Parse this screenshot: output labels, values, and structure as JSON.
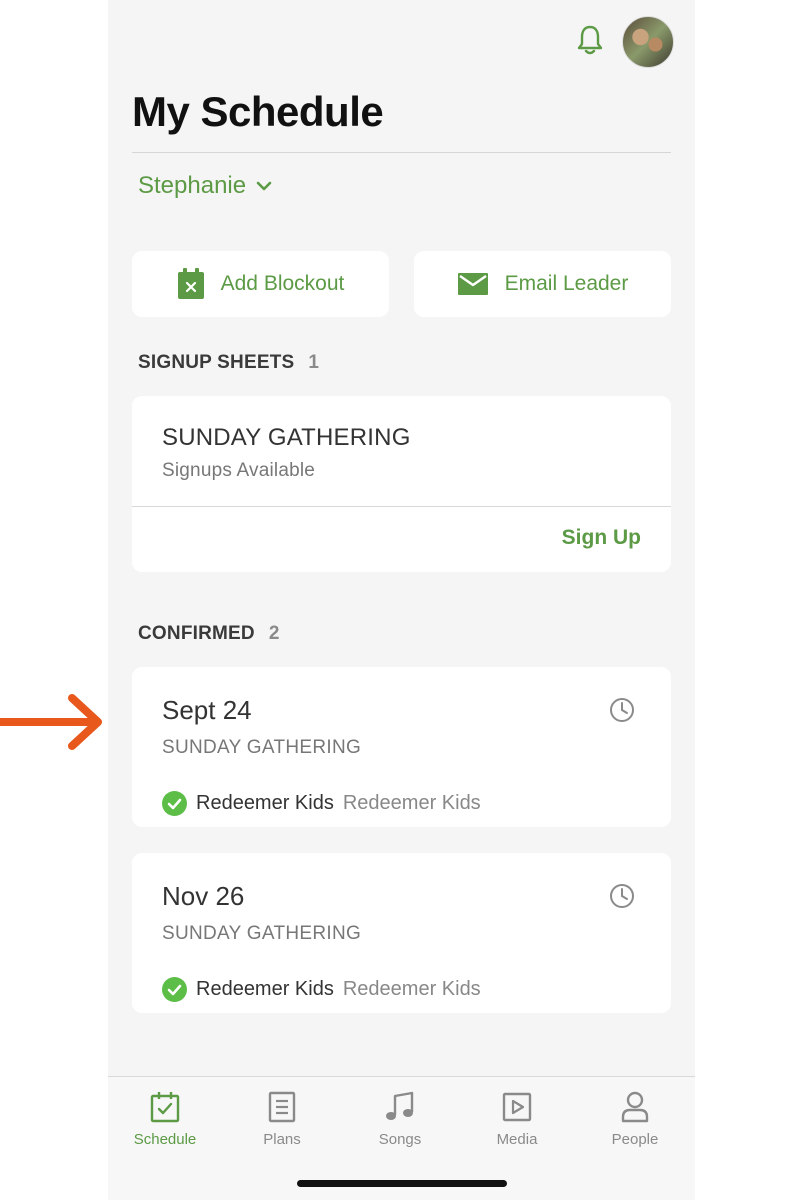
{
  "colors": {
    "accent": "#5c9a45",
    "arrow": "#e8581c",
    "background": "#f5f5f5"
  },
  "header": {
    "title": "My Schedule",
    "bell_icon": "bell-icon",
    "avatar": "user-avatar"
  },
  "person_selector": {
    "name": "Stephanie"
  },
  "actions": {
    "add_blockout": "Add Blockout",
    "email_leader": "Email Leader"
  },
  "signup_sheets": {
    "heading": "SIGNUP SHEETS",
    "count": "1",
    "items": [
      {
        "title": "SUNDAY GATHERING",
        "subtitle": "Signups Available",
        "action": "Sign Up"
      }
    ]
  },
  "confirmed": {
    "heading": "CONFIRMED",
    "count": "2",
    "items": [
      {
        "date": "Sept 24",
        "service": "SUNDAY GATHERING",
        "team": "Redeemer Kids",
        "position": "Redeemer Kids"
      },
      {
        "date": "Nov 26",
        "service": "SUNDAY GATHERING",
        "team": "Redeemer Kids",
        "position": "Redeemer Kids"
      }
    ]
  },
  "tabs": [
    {
      "label": "Schedule",
      "icon": "calendar-check-icon"
    },
    {
      "label": "Plans",
      "icon": "document-icon"
    },
    {
      "label": "Songs",
      "icon": "music-note-icon"
    },
    {
      "label": "Media",
      "icon": "play-icon"
    },
    {
      "label": "People",
      "icon": "person-icon"
    }
  ]
}
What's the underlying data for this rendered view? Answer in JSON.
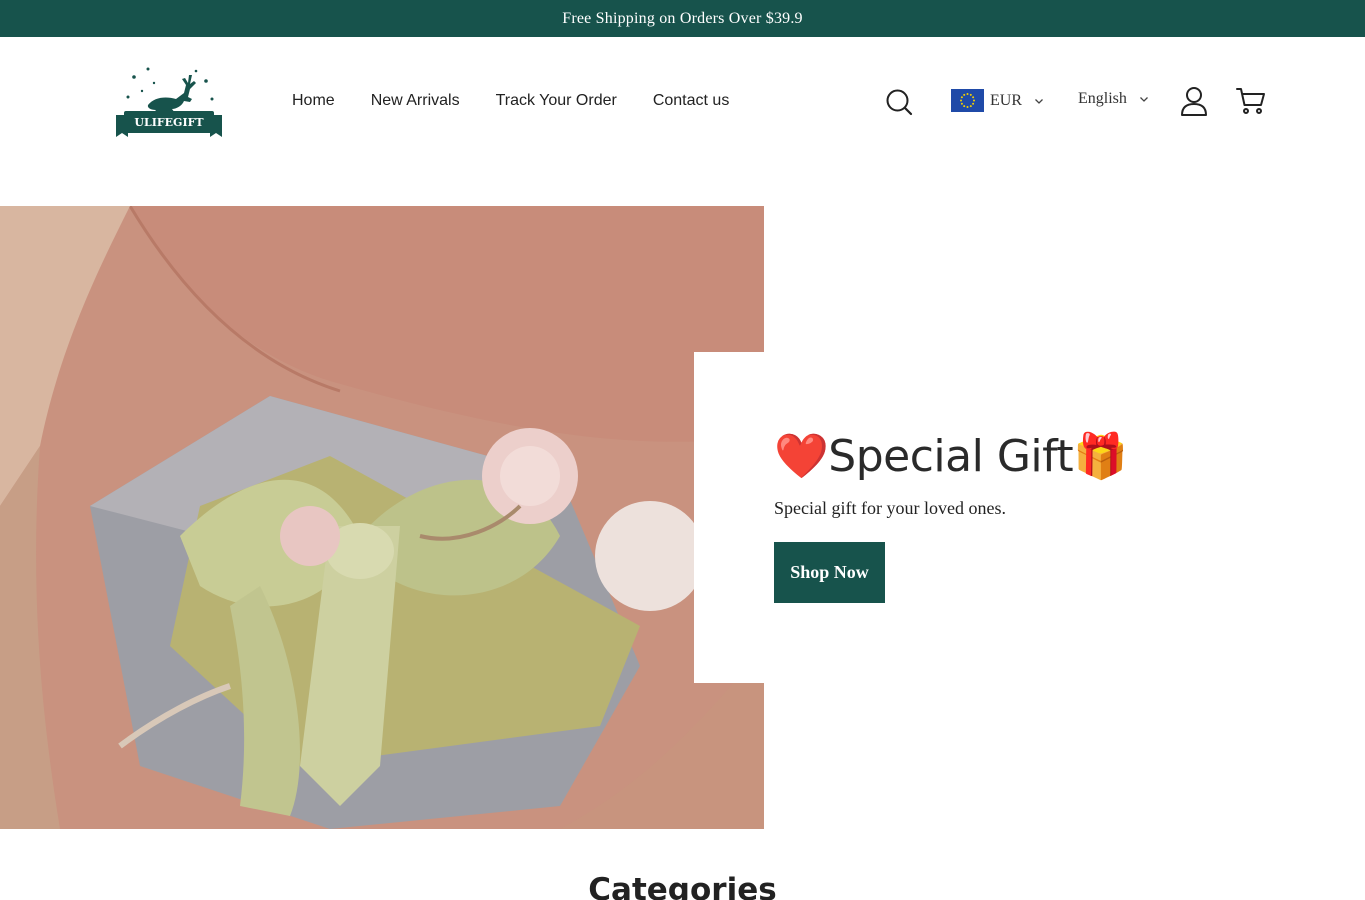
{
  "announcement": "Free Shipping on Orders Over $39.9",
  "brand": {
    "name": "ULIFEGIFT",
    "color": "#17534c"
  },
  "nav": {
    "items": [
      "Home",
      "New Arrivals",
      "Track Your Order",
      "Contact us"
    ]
  },
  "header": {
    "currency": "EUR",
    "currency_flag": "eu-flag-icon",
    "language": "English",
    "icons": [
      "search-icon",
      "user-icon",
      "cart-icon"
    ]
  },
  "hero": {
    "title_prefix": "❤️",
    "title": "Special Gift",
    "title_suffix": "🎁",
    "subtitle": "Special gift for your loved ones.",
    "button": "Shop Now"
  },
  "sections": {
    "categories_title": "Categories"
  }
}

+ + + + +

- _Stated goal_: Transcribe the records word for word and include no pictures.

- _The result_:
Parse this screenshot: output labels, values, and structure as JSON.
{
  "colors": {
    "accent": "#5c9a45",
    "arrow": "#e8581c",
    "background": "#f5f5f5"
  },
  "header": {
    "title": "My Schedule",
    "bell_icon": "bell-icon",
    "avatar": "user-avatar"
  },
  "person_selector": {
    "name": "Stephanie"
  },
  "actions": {
    "add_blockout": "Add Blockout",
    "email_leader": "Email Leader"
  },
  "signup_sheets": {
    "heading": "SIGNUP SHEETS",
    "count": "1",
    "items": [
      {
        "title": "SUNDAY GATHERING",
        "subtitle": "Signups Available",
        "action": "Sign Up"
      }
    ]
  },
  "confirmed": {
    "heading": "CONFIRMED",
    "count": "2",
    "items": [
      {
        "date": "Sept 24",
        "service": "SUNDAY GATHERING",
        "team": "Redeemer Kids",
        "position": "Redeemer Kids"
      },
      {
        "date": "Nov 26",
        "service": "SUNDAY GATHERING",
        "team": "Redeemer Kids",
        "position": "Redeemer Kids"
      }
    ]
  },
  "tabs": [
    {
      "label": "Schedule",
      "icon": "calendar-check-icon"
    },
    {
      "label": "Plans",
      "icon": "document-icon"
    },
    {
      "label": "Songs",
      "icon": "music-note-icon"
    },
    {
      "label": "Media",
      "icon": "play-icon"
    },
    {
      "label": "People",
      "icon": "person-icon"
    }
  ]
}
What's the underlying data for this rendered view? Answer in JSON.
{
  "announcement": "Free Shipping on Orders Over $39.9",
  "brand": {
    "name": "ULIFEGIFT",
    "color": "#17534c"
  },
  "nav": {
    "items": [
      "Home",
      "New Arrivals",
      "Track Your Order",
      "Contact us"
    ]
  },
  "header": {
    "currency": "EUR",
    "currency_flag": "eu-flag-icon",
    "language": "English",
    "icons": [
      "search-icon",
      "user-icon",
      "cart-icon"
    ]
  },
  "hero": {
    "title_prefix": "❤️",
    "title": "Special Gift",
    "title_suffix": "🎁",
    "subtitle": "Special gift for your loved ones.",
    "button": "Shop Now"
  },
  "sections": {
    "categories_title": "Categories"
  }
}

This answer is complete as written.